===== DATA SHOWN
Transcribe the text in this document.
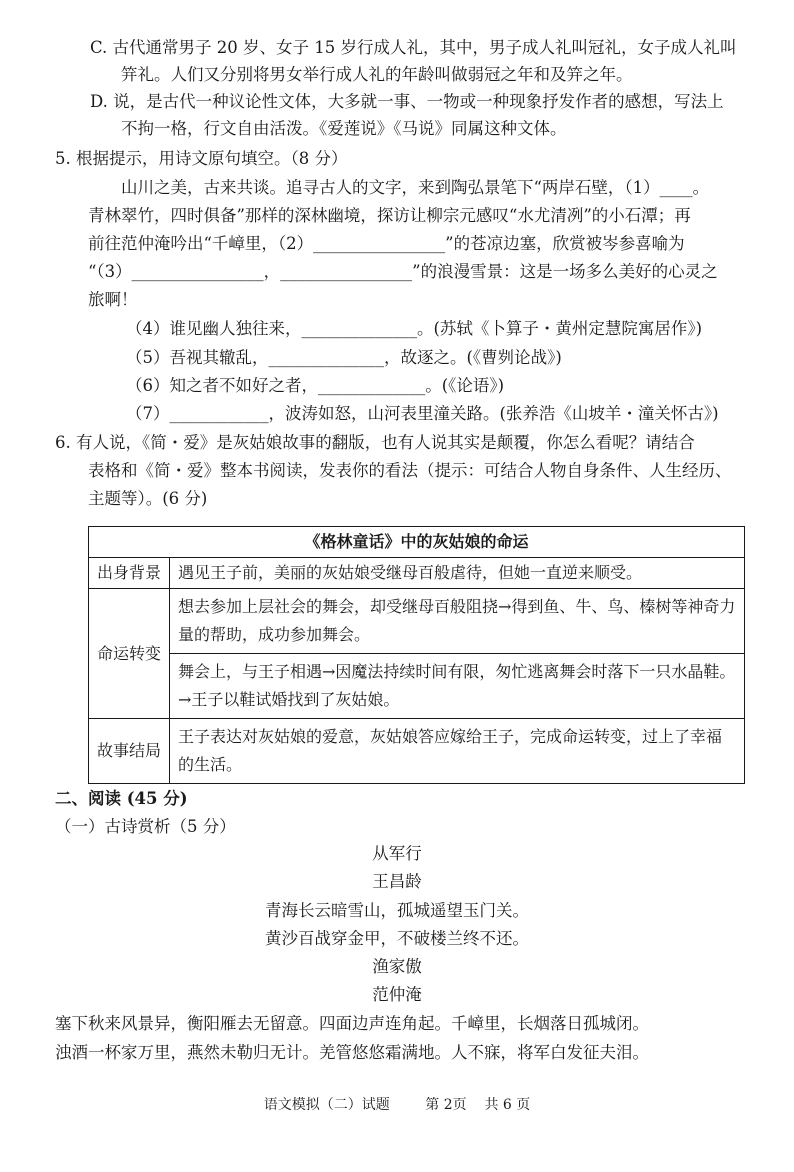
C. 古代通常男子 20 岁、女子 15 岁行成人礼，其中，男子成人礼叫冠礼，女子成人礼叫
笄礼。人们又分别将男女举行成人礼的年龄叫做弱冠之年和及笄之年。
D. 说，是古代一种议论性文体，大多就一事、一物或一种现象抒发作者的感想，写法上
不拘一格，行文自由活泼。《爱莲说》《马说》同属这种文体。
5. 根据提示，用诗文原句填空。（8 分）
山川之美，古来共谈。追寻古人的文字，来到陶弘景笔下“两岸石壁，（1）____。
青林翠竹，四时俱备”那样的深林幽境，探访让柳宗元感叹“水尤清冽”的小石潭；再
前往范仲淹吟出“千嶂里，（2）________________”的苍凉边塞，欣赏被岑参喜喻为
“（3）________________，________________”的浪漫雪景：这是一场多么美好的心灵之
旅啊！
（4）谁见幽人独往来，______________。(苏轼《卜算子・黄州定慧院寓居作》)
（5）吾视其辙乱，______________，故逐之。(《曹刿论战》)
（6）知之者不如好之者，_____________。(《论语》)
（7）____________，波涛如怒，山河表里潼关路。(张养浩《山坡羊・潼关怀古》)
6. 有人说，《简・爱》是灰姑娘故事的翻版，也有人说其实是颠覆，你怎么看呢？请结合
表格和《简・爱》整本书阅读，发表你的看法（提示：可结合人物自身条件、人生经历、
主题等）。(6 分)
《格林童话》中的灰姑娘的命运	
出身背景	遇见王子前，美丽的灰姑娘受继母百般虐待，但她一直逆来顺受。
命运转变	想去参加上层社会的舞会，却受继母百般阻挠→得到鱼、牛、鸟、榛树等神奇力量的帮助，成功参加舞会。
	舞会上，与王子相遇→因魔法持续时间有限，匆忙逃离舞会时落下一只水晶鞋。→王子以鞋试婚找到了灰姑娘。
故事结局	王子表达对灰姑娘的爱意，灰姑娘答应嫁给王子，完成命运转变，过上了幸福的生活。
二、阅读 (45 分)
（一）古诗赏析（5 分）
从军行
王昌龄
青海长云暗雪山，孤城遥望玉门关。
黄沙百战穿金甲，不破楼兰终不还。
渔家傲
范仲淹
塞下秋来风景异，衡阳雁去无留意。四面边声连角起。千嶂里，长烟落日孤城闭。
浊酒一杯家万里，燕然未勒归无计。羌管悠悠霜满地。人不寐，将军白发征夫泪。
语文模拟（二）试题        第 2页    共 6 页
==========
» **DIRECTIONS**
The records shown above are to be repeated exactly, with the pictures left out.

» **RESPONSE TO THE TASK**
Transcribe the text in this document.
C. 古代通常男子 20 岁、女子 15 岁行成人礼，其中，男子成人礼叫冠礼，女子成人礼叫
笄礼。人们又分别将男女举行成人礼的年龄叫做弱冠之年和及笄之年。
D. 说，是古代一种议论性文体，大多就一事、一物或一种现象抒发作者的感想，写法上
不拘一格，行文自由活泼。《爱莲说》《马说》同属这种文体。
5. 根据提示，用诗文原句填空。（8 分）
山川之美，古来共谈。追寻古人的文字，来到陶弘景笔下“两岸石壁，（1）____。
青林翠竹，四时俱备”那样的深林幽境，探访让柳宗元感叹“水尤清冽”的小石潭；再
前往范仲淹吟出“千嶂里，（2）________________”的苍凉边塞，欣赏被岑参喜喻为
“（3）________________，________________”的浪漫雪景：这是一场多么美好的心灵之
旅啊！
（4）谁见幽人独往来，______________。(苏轼《卜算子・黄州定慧院寓居作》)
（5）吾视其辙乱，______________，故逐之。(《曹刿论战》)
（6）知之者不如好之者，_____________。(《论语》)
（7）____________，波涛如怒，山河表里潼关路。(张养浩《山坡羊・潼关怀古》)
6. 有人说，《简・爱》是灰姑娘故事的翻版，也有人说其实是颠覆，你怎么看呢？请结合
表格和《简・爱》整本书阅读，发表你的看法（提示：可结合人物自身条件、人生经历、
主题等）。(6 分)
《格林童话》中的灰姑娘的命运	
出身背景	遇见王子前，美丽的灰姑娘受继母百般虐待，但她一直逆来顺受。
命运转变	想去参加上层社会的舞会，却受继母百般阻挠→得到鱼、牛、鸟、榛树等神奇力量的帮助，成功参加舞会。
	舞会上，与王子相遇→因魔法持续时间有限，匆忙逃离舞会时落下一只水晶鞋。→王子以鞋试婚找到了灰姑娘。
故事结局	王子表达对灰姑娘的爱意，灰姑娘答应嫁给王子，完成命运转变，过上了幸福的生活。
二、阅读 (45 分)
（一）古诗赏析（5 分）
从军行
王昌龄
青海长云暗雪山，孤城遥望玉门关。
黄沙百战穿金甲，不破楼兰终不还。
渔家傲
范仲淹
塞下秋来风景异，衡阳雁去无留意。四面边声连角起。千嶂里，长烟落日孤城闭。
浊酒一杯家万里，燕然未勒归无计。羌管悠悠霜满地。人不寐，将军白发征夫泪。
语文模拟（二）试题        第 2页    共 6 页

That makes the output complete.